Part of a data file

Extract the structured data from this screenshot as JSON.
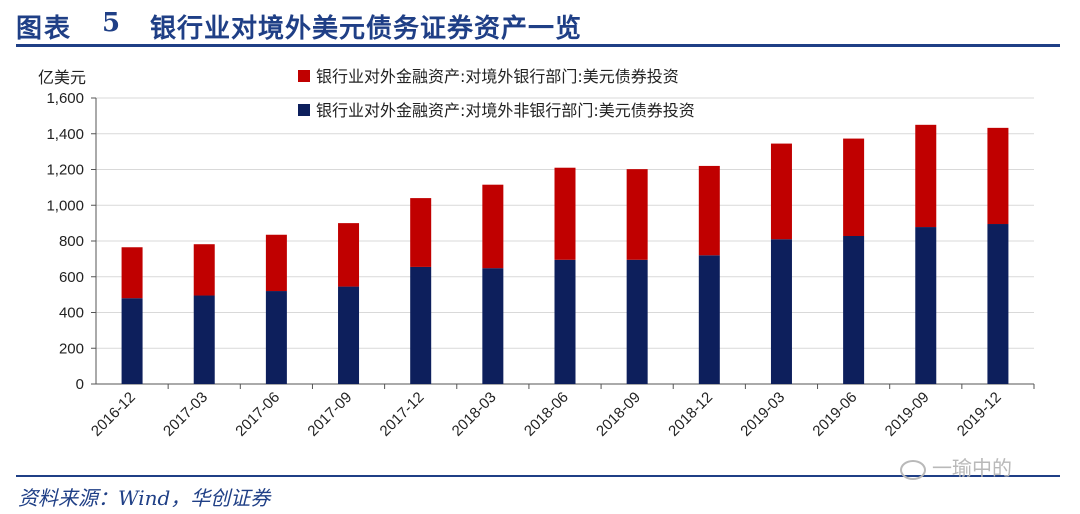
{
  "header": {
    "figure_label": "图表",
    "figure_number": "5",
    "title": "银行业对境外美元债务证券资产一览"
  },
  "footer": {
    "source": "资料来源：Wind，华创证券",
    "watermark": "一瑜中的"
  },
  "colors": {
    "title_blue": "#1f3f86",
    "series_top": "#c00000",
    "series_bottom": "#0d1f5c"
  },
  "chart_data": {
    "type": "bar",
    "stacked": true,
    "y_unit": "亿美元",
    "ylim": [
      0,
      1600
    ],
    "yticks": [
      "0",
      "200",
      "400",
      "600",
      "800",
      "1,000",
      "1,200",
      "1,400",
      "1,600"
    ],
    "ytick_values": [
      0,
      200,
      400,
      600,
      800,
      1000,
      1200,
      1400,
      1600
    ],
    "grid": "horizontal",
    "legend_position": "top",
    "categories": [
      "2016-12",
      "2017-03",
      "2017-06",
      "2017-09",
      "2017-12",
      "2018-03",
      "2018-06",
      "2018-09",
      "2018-12",
      "2019-03",
      "2019-06",
      "2019-09",
      "2019-12"
    ],
    "series": [
      {
        "name": "银行业对外金融资产:对境外非银行部门:美元债券投资",
        "color": "#0d1f5c",
        "values": [
          480,
          495,
          520,
          545,
          655,
          648,
          695,
          695,
          720,
          810,
          828,
          878,
          895
        ]
      },
      {
        "name": "银行业对外金融资产:对境外银行部门:美元债券投资",
        "color": "#c00000",
        "values": [
          285,
          287,
          315,
          355,
          385,
          467,
          515,
          507,
          500,
          535,
          545,
          572,
          538
        ]
      }
    ]
  }
}
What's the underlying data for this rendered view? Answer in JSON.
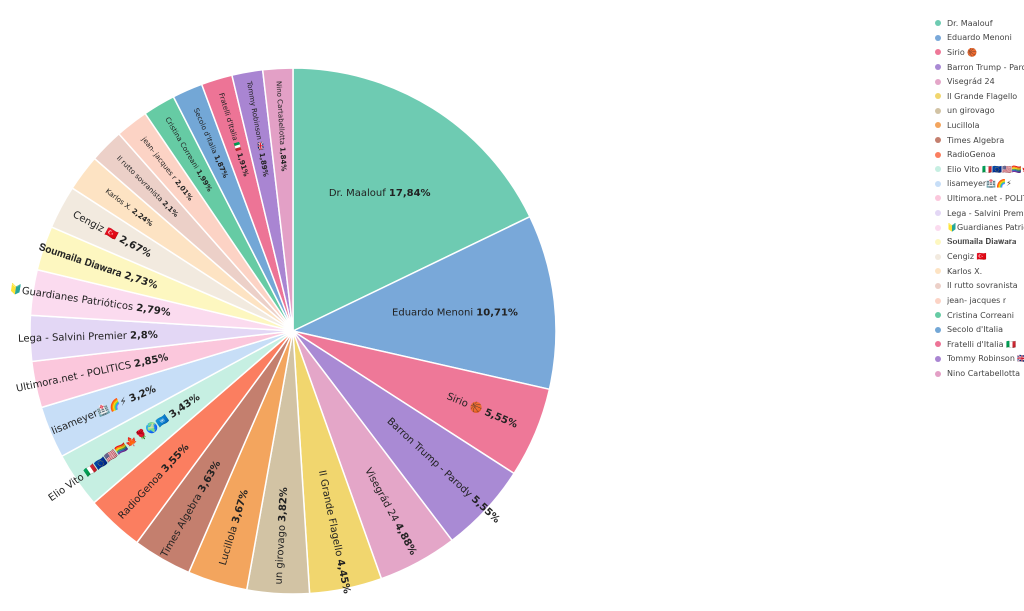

What is being asked
Quote each entry above verbatim and drop the pictures.

Expected answer
Extract the structured data from this screenshot as JSON.
{
  "header": {
    "figure_label": "图表",
    "figure_number": "5",
    "title": "银行业对境外美元债务证券资产一览"
  },
  "footer": {
    "source": "资料来源：Wind，华创证券",
    "watermark": "一瑜中的"
  },
  "colors": {
    "title_blue": "#1f3f86",
    "series_top": "#c00000",
    "series_bottom": "#0d1f5c"
  },
  "chart_data": {
    "type": "bar",
    "stacked": true,
    "y_unit": "亿美元",
    "ylim": [
      0,
      1600
    ],
    "yticks": [
      "0",
      "200",
      "400",
      "600",
      "800",
      "1,000",
      "1,200",
      "1,400",
      "1,600"
    ],
    "ytick_values": [
      0,
      200,
      400,
      600,
      800,
      1000,
      1200,
      1400,
      1600
    ],
    "grid": "horizontal",
    "legend_position": "top",
    "categories": [
      "2016-12",
      "2017-03",
      "2017-06",
      "2017-09",
      "2017-12",
      "2018-03",
      "2018-06",
      "2018-09",
      "2018-12",
      "2019-03",
      "2019-06",
      "2019-09",
      "2019-12"
    ],
    "series": [
      {
        "name": "银行业对外金融资产:对境外非银行部门:美元债券投资",
        "color": "#0d1f5c",
        "values": [
          480,
          495,
          520,
          545,
          655,
          648,
          695,
          695,
          720,
          810,
          828,
          878,
          895
        ]
      },
      {
        "name": "银行业对外金融资产:对境外银行部门:美元债券投资",
        "color": "#c00000",
        "values": [
          285,
          287,
          315,
          355,
          385,
          467,
          515,
          507,
          500,
          535,
          545,
          572,
          538
        ]
      }
    ]
  }
}
What's the underlying data for this rendered view? Answer in JSON.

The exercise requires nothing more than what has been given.